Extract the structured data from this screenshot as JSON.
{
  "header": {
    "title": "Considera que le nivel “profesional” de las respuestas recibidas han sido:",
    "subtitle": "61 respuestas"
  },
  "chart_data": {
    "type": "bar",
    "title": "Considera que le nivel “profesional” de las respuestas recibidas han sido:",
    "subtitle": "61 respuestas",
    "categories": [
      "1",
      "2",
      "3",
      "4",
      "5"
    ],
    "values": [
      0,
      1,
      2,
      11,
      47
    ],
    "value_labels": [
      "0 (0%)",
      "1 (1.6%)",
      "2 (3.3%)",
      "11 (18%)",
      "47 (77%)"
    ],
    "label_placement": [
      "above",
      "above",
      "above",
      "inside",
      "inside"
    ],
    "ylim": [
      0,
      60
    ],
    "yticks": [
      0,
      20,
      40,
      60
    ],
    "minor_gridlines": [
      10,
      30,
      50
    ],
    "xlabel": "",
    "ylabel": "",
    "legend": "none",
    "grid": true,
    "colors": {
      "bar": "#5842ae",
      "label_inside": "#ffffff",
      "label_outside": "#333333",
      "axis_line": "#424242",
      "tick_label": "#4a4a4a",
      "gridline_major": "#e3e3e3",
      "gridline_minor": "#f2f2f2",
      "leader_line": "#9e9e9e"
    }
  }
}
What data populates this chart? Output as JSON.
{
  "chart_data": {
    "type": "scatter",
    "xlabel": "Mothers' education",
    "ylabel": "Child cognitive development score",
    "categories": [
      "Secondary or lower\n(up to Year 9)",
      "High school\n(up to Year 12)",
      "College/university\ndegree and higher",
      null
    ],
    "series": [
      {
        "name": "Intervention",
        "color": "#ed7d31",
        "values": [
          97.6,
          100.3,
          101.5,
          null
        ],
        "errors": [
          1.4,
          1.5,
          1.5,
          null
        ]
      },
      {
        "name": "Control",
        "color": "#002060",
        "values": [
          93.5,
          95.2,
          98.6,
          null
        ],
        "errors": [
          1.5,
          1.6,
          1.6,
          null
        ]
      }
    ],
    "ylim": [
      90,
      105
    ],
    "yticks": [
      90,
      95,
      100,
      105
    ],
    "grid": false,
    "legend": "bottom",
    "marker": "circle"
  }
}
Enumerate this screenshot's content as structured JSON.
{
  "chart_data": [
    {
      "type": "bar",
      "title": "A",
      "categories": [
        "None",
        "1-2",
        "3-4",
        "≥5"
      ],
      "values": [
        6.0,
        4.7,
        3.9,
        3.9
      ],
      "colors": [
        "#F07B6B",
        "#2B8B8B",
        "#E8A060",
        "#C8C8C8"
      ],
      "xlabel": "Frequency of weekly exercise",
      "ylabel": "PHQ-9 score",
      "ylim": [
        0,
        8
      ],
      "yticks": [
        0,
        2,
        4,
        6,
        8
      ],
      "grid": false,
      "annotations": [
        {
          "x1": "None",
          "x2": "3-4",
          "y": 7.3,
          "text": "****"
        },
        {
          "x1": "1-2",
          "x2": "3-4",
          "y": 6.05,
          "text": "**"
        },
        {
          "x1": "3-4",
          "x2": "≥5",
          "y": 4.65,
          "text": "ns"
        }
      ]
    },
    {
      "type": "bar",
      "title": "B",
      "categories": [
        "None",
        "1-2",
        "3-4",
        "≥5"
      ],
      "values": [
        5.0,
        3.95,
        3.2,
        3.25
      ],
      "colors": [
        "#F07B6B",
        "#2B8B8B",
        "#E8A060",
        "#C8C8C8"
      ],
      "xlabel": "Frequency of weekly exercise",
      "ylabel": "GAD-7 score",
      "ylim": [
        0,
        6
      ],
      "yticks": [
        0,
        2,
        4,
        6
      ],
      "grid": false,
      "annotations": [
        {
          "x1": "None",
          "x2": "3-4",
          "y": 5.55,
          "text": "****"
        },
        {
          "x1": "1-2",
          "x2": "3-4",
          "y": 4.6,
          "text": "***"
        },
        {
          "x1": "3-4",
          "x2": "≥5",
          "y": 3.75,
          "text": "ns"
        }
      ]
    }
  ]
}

################

▶ Short exercise:
Each line must be given again exactly as written above.

▶ Expected answer:
Extract the structured data from this screenshot as JSON.
{
  "header": {
    "title": "Considera que le nivel “profesional” de las respuestas recibidas han sido:",
    "subtitle": "61 respuestas"
  },
  "chart_data": {
    "type": "bar",
    "title": "Considera que le nivel “profesional” de las respuestas recibidas han sido:",
    "subtitle": "61 respuestas",
    "categories": [
      "1",
      "2",
      "3",
      "4",
      "5"
    ],
    "values": [
      0,
      1,
      2,
      11,
      47
    ],
    "value_labels": [
      "0 (0%)",
      "1 (1.6%)",
      "2 (3.3%)",
      "11 (18%)",
      "47 (77%)"
    ],
    "label_placement": [
      "above",
      "above",
      "above",
      "inside",
      "inside"
    ],
    "ylim": [
      0,
      60
    ],
    "yticks": [
      0,
      20,
      40,
      60
    ],
    "minor_gridlines": [
      10,
      30,
      50
    ],
    "xlabel": "",
    "ylabel": "",
    "legend": "none",
    "grid": true,
    "colors": {
      "bar": "#5842ae",
      "label_inside": "#ffffff",
      "label_outside": "#333333",
      "axis_line": "#424242",
      "tick_label": "#4a4a4a",
      "gridline_major": "#e3e3e3",
      "gridline_minor": "#f2f2f2",
      "leader_line": "#9e9e9e"
    }
  }
}
What data populates this chart? Output as JSON.
{
  "chart_data": {
    "type": "scatter",
    "xlabel": "Mothers' education",
    "ylabel": "Child cognitive development score",
    "categories": [
      "Secondary or lower\n(up to Year 9)",
      "High school\n(up to Year 12)",
      "College/university\ndegree and higher",
      null
    ],
    "series": [
      {
        "name": "Intervention",
        "color": "#ed7d31",
        "values": [
          97.6,
          100.3,
          101.5,
          null
        ],
        "errors": [
          1.4,
          1.5,
          1.5,
          null
        ]
      },
      {
        "name": "Control",
        "color": "#002060",
        "values": [
          93.5,
          95.2,
          98.6,
          null
        ],
        "errors": [
          1.5,
          1.6,
          1.6,
          null
        ]
      }
    ],
    "ylim": [
      90,
      105
    ],
    "yticks": [
      90,
      95,
      100,
      105
    ],
    "grid": false,
    "legend": "bottom",
    "marker": "circle"
  }
}
Enumerate this screenshot's content as structured JSON.
{
  "chart_data": [
    {
      "type": "bar",
      "title": "A",
      "categories": [
        "None",
        "1-2",
        "3-4",
        "≥5"
      ],
      "values": [
        6.0,
        4.7,
        3.9,
        3.9
      ],
      "colors": [
        "#F07B6B",
        "#2B8B8B",
        "#E8A060",
        "#C8C8C8"
      ],
      "xlabel": "Frequency of weekly exercise",
      "ylabel": "PHQ-9 score",
      "ylim": [
        0,
        8
      ],
      "yticks": [
        0,
        2,
        4,
        6,
        8
      ],
      "grid": false,
      "annotations": [
        {
          "x1": "None",
          "x2": "3-4",
          "y": 7.3,
          "text": "****"
        },
        {
          "x1": "1-2",
          "x2": "3-4",
          "y": 6.05,
          "text": "**"
        },
        {
          "x1": "3-4",
          "x2": "≥5",
          "y": 4.65,
          "text": "ns"
        }
      ]
    },
    {
      "type": "bar",
      "title": "B",
      "categories": [
        "None",
        "1-2",
        "3-4",
        "≥5"
      ],
      "values": [
        5.0,
        3.95,
        3.2,
        3.25
      ],
      "colors": [
        "#F07B6B",
        "#2B8B8B",
        "#E8A060",
        "#C8C8C8"
      ],
      "xlabel": "Frequency of weekly exercise",
      "ylabel": "GAD-7 score",
      "ylim": [
        0,
        6
      ],
      "yticks": [
        0,
        2,
        4,
        6
      ],
      "grid": false,
      "annotations": [
        {
          "x1": "None",
          "x2": "3-4",
          "y": 5.55,
          "text": "****"
        },
        {
          "x1": "1-2",
          "x2": "3-4",
          "y": 4.6,
          "text": "***"
        },
        {
          "x1": "3-4",
          "x2": "≥5",
          "y": 3.75,
          "text": "ns"
        }
      ]
    }
  ]
}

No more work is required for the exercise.